> [Directions]: Look through the data for the string "NÚMERO". Copy every line where it is found.

> [Structured figure records]:
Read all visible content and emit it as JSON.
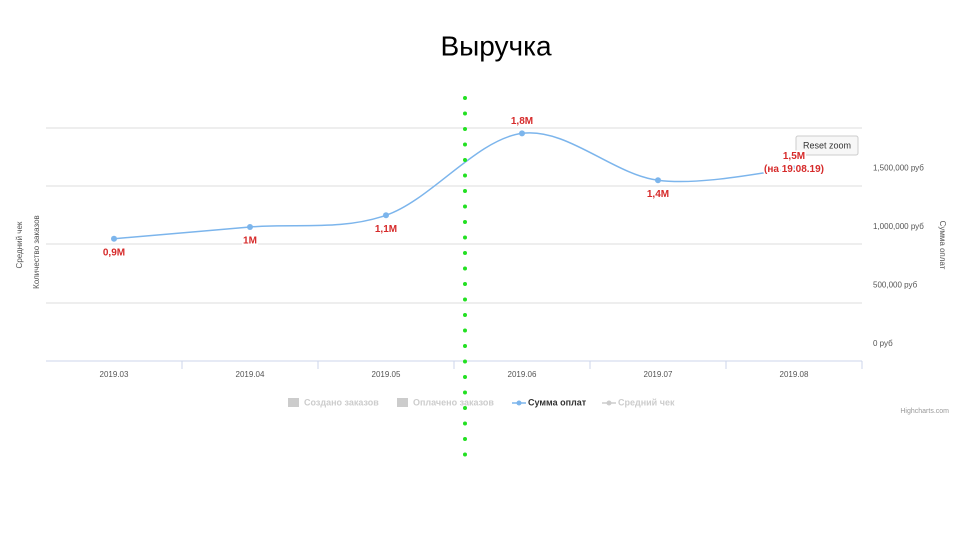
{
  "chart_data": {
    "type": "line",
    "title": "Выручка",
    "categories": [
      "2019.03",
      "2019.04",
      "2019.05",
      "2019.06",
      "2019.07",
      "2019.08"
    ],
    "series": [
      {
        "name": "Сумма оплат",
        "color": "#7cb5ec",
        "axis": "y2",
        "values": [
          900000,
          1000000,
          1100000,
          1800000,
          1400000,
          1500000
        ],
        "value_labels": [
          "0,9M",
          "1M",
          "1,1M",
          "1,8M",
          "1,4M",
          "1,5M"
        ]
      }
    ],
    "annotation": "(на 19.08.19)",
    "y_axis_titles": [
      "Средний чек",
      "Количество заказов"
    ],
    "y2_axis_title": "Сумма оплат",
    "y2lim": [
      -145000,
      1846000
    ],
    "y2ticks": [
      {
        "value": 0,
        "label": "0 руб"
      },
      {
        "value": 500000,
        "label": "500,000 руб"
      },
      {
        "value": 1000000,
        "label": "1,000,000 руб"
      },
      {
        "value": 1500000,
        "label": "1,500,000 руб"
      }
    ],
    "legend": [
      "Создано заказов",
      "Оплачено заказов",
      "Сумма оплат",
      "Средний чек"
    ],
    "reset_button": "Reset zoom",
    "credits": "Highcharts.com"
  }
}
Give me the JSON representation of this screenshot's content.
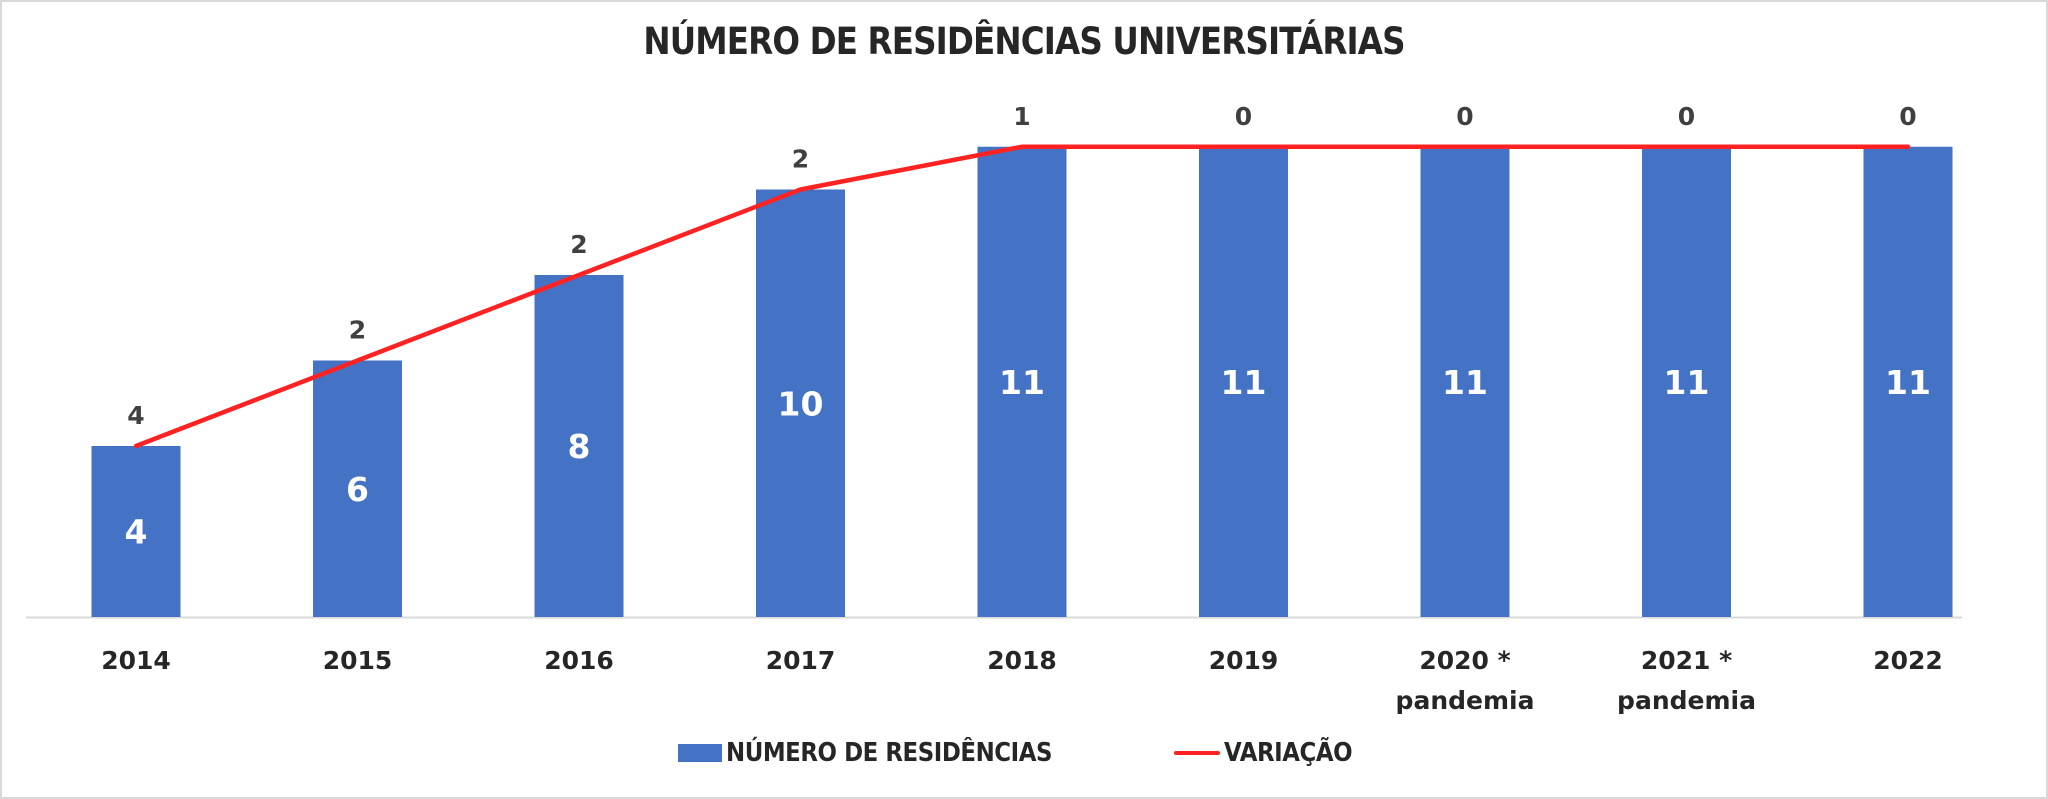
{
  "chart_data": {
    "type": "bar",
    "title": "NÚMERO DE RESIDÊNCIAS UNIVERSITÁRIAS",
    "categories": [
      [
        "2014"
      ],
      [
        "2015"
      ],
      [
        "2016"
      ],
      [
        "2017"
      ],
      [
        "2018"
      ],
      [
        "2019"
      ],
      [
        "2020 *",
        "pandemia"
      ],
      [
        "2021 *",
        "pandemia"
      ],
      [
        "2022"
      ]
    ],
    "series": [
      {
        "name": "NÚMERO DE RESIDÊNCIAS",
        "type": "bar",
        "color": "#4472c4",
        "values": [
          4,
          6,
          8,
          10,
          11,
          11,
          11,
          11,
          11
        ]
      },
      {
        "name": "VARIAÇÃO",
        "type": "line",
        "color": "#ff2222",
        "values": [
          4,
          2,
          2,
          2,
          1,
          0,
          0,
          0,
          0
        ]
      }
    ],
    "xlabel": "",
    "ylabel": "",
    "ylim": [
      0,
      11
    ],
    "grid": false,
    "legend_position": "bottom"
  }
}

> [Answer for this exercise]:
    "title": "NÚMERO DE RESIDÊNCIAS UNIVERSITÁRIAS",
        "name": "NÚMERO DE RESIDÊNCIAS",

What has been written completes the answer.